• _Task to carry out_
Repeat the items from the line with "password-field[interactable] (819, 352, 1136, 377)" to the line with "activate-windows-subtitle: Go to".
— Begin Provided information —
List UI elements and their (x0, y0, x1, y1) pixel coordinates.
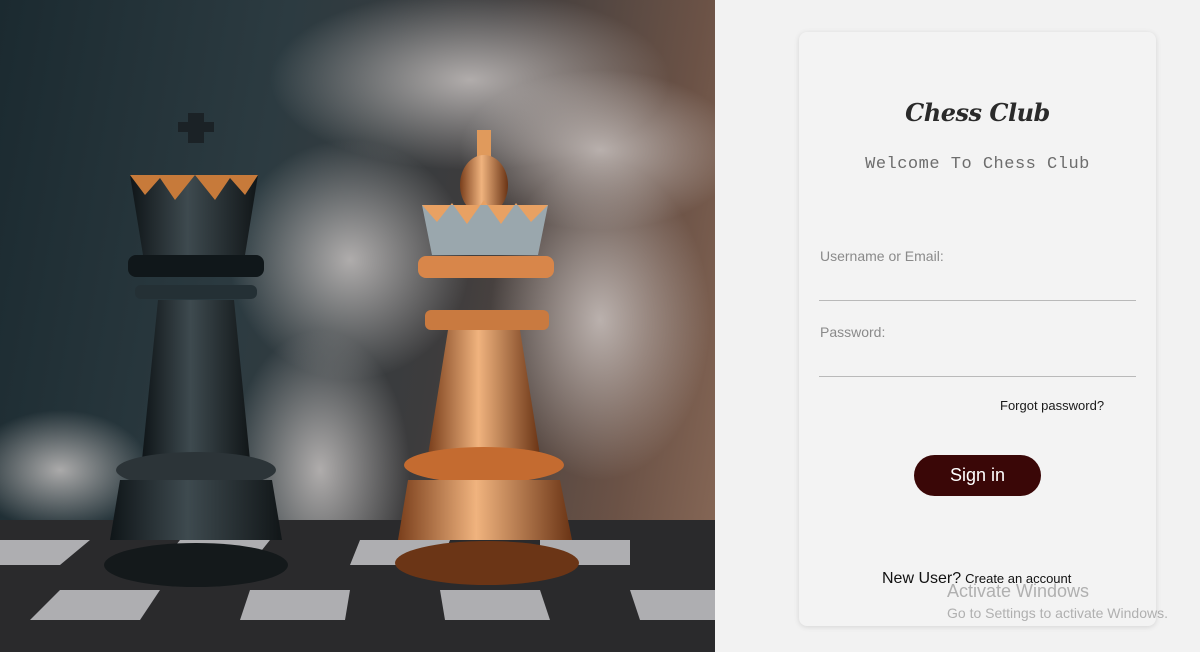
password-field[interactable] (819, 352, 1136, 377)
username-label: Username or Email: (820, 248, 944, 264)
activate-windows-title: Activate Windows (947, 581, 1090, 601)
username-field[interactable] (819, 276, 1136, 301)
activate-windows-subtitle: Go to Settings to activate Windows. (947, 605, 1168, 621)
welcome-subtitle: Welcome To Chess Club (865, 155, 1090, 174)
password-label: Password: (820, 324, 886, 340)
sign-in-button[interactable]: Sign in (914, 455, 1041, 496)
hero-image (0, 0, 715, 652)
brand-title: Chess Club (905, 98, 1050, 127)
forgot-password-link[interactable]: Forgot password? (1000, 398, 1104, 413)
— End Provided information —
— Begin Provided information —
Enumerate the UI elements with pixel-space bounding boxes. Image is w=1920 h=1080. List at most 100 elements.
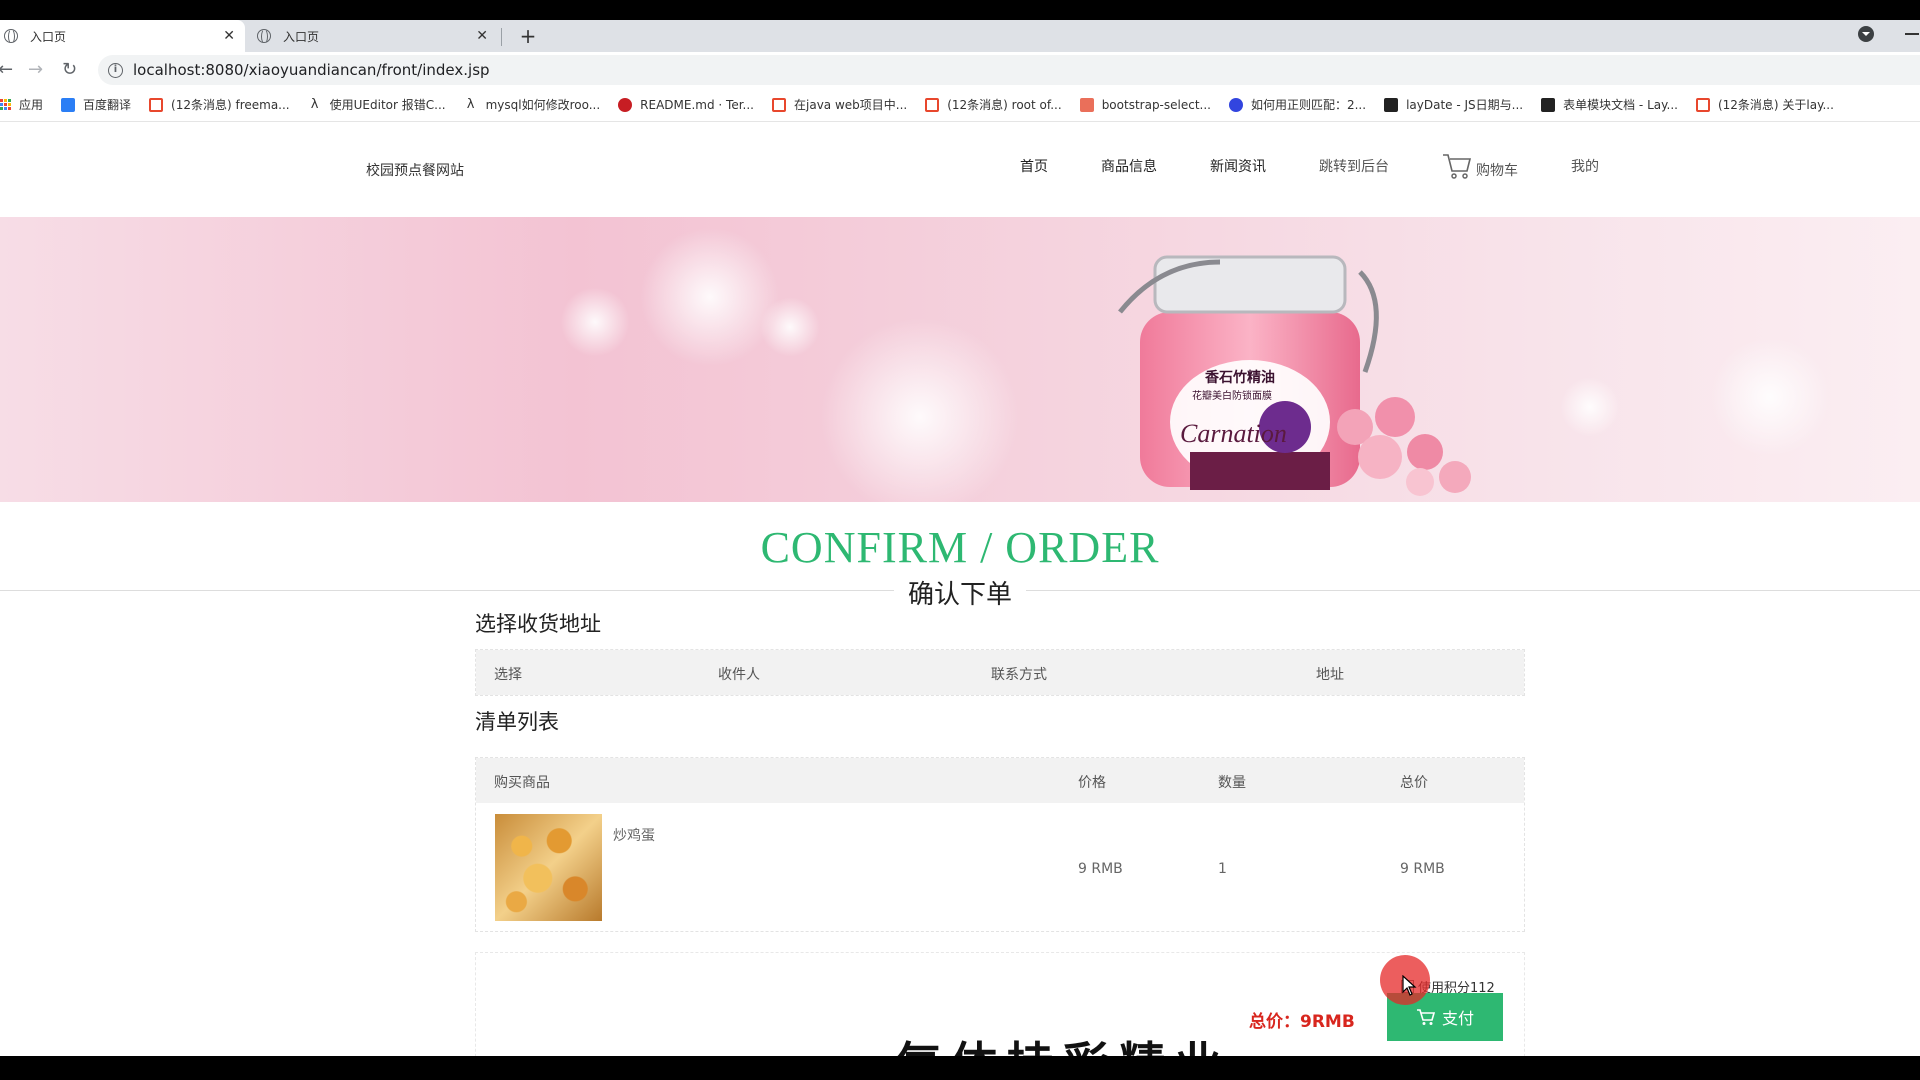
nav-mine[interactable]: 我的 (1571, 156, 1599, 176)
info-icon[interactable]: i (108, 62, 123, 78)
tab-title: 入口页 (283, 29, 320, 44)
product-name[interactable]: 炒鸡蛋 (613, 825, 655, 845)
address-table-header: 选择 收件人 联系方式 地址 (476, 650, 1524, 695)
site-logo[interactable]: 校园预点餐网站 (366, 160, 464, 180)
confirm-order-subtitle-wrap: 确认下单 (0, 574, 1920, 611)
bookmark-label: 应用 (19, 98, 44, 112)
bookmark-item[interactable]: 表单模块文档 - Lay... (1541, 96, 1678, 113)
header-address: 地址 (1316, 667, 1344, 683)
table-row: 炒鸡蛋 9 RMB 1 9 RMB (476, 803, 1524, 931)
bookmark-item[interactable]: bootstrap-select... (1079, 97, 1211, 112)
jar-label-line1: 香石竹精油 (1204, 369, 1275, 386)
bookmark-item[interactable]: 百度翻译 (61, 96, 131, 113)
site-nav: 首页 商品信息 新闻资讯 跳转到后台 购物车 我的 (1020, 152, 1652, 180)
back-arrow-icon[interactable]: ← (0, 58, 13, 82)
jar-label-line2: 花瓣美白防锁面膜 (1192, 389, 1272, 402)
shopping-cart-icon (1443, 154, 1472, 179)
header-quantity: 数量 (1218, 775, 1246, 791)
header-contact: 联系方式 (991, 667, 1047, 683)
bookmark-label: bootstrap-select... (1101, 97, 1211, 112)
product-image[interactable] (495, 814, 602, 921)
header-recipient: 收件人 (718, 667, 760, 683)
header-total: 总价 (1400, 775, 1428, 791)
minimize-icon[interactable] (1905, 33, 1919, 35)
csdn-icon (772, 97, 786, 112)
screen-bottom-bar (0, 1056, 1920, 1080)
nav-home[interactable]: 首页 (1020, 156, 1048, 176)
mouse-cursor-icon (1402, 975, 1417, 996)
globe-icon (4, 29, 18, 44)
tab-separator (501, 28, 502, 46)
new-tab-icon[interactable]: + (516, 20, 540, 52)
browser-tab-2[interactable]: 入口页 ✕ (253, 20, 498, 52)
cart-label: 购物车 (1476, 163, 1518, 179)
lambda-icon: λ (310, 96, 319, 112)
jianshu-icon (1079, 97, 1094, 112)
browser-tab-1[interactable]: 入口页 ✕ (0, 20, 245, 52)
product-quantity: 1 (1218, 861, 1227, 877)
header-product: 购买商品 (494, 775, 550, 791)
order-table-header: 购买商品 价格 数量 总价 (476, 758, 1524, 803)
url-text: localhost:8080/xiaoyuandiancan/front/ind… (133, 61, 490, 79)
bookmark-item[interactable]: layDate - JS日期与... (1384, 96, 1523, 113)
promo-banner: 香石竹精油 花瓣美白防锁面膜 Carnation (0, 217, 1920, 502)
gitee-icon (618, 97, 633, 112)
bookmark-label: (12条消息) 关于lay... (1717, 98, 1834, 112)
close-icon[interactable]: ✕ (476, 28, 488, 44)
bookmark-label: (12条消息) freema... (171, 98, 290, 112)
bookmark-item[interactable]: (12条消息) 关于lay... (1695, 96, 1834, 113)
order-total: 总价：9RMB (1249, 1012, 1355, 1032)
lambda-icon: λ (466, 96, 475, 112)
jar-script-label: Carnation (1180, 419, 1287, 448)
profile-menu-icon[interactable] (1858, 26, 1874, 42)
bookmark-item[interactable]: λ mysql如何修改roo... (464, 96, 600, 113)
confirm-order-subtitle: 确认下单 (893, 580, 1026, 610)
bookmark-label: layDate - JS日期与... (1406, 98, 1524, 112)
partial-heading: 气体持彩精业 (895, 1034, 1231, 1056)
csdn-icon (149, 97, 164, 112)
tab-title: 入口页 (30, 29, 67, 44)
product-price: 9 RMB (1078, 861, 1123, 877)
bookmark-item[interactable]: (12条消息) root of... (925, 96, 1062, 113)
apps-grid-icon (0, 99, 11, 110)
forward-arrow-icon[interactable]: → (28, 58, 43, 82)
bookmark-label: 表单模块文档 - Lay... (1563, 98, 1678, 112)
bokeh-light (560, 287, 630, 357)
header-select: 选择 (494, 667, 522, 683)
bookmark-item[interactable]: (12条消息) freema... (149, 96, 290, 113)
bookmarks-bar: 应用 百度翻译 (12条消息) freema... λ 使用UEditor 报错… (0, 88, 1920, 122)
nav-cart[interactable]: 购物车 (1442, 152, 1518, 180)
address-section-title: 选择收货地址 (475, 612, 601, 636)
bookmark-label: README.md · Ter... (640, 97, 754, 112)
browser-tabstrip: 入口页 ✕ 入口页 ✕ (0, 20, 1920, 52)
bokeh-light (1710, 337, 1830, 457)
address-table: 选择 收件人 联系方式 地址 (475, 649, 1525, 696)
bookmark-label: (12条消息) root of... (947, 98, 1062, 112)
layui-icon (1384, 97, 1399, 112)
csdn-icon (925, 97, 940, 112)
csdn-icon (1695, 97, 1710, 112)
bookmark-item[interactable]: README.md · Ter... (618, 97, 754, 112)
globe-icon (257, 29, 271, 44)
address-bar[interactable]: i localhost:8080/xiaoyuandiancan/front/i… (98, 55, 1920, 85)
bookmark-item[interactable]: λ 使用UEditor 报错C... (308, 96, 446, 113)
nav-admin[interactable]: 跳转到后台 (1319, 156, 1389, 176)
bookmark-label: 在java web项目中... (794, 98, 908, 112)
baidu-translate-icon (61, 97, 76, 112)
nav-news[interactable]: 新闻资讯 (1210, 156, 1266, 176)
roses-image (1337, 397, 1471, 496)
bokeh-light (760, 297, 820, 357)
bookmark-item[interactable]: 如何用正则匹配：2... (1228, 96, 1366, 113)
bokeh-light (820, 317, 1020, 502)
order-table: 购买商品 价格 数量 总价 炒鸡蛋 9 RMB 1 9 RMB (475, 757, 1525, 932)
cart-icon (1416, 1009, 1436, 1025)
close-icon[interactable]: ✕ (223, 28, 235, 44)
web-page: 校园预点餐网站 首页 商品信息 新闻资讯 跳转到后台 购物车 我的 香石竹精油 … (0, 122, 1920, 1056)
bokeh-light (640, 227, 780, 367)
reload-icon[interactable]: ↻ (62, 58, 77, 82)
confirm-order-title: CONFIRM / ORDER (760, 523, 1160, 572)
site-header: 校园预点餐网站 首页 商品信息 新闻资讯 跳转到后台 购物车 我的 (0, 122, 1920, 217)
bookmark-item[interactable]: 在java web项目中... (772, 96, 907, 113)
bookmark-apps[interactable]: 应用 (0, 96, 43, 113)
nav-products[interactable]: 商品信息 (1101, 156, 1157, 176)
— End Provided information —
• _Solution to this problem_
password-field[interactable] (819, 352, 1136, 377)
username-label: Username or Email: (820, 248, 944, 264)
activate-windows-title: Activate Windows (947, 581, 1090, 601)
username-field[interactable] (819, 276, 1136, 301)
activate-windows-subtitle: Go to Settings to activate Windows. (947, 605, 1168, 621)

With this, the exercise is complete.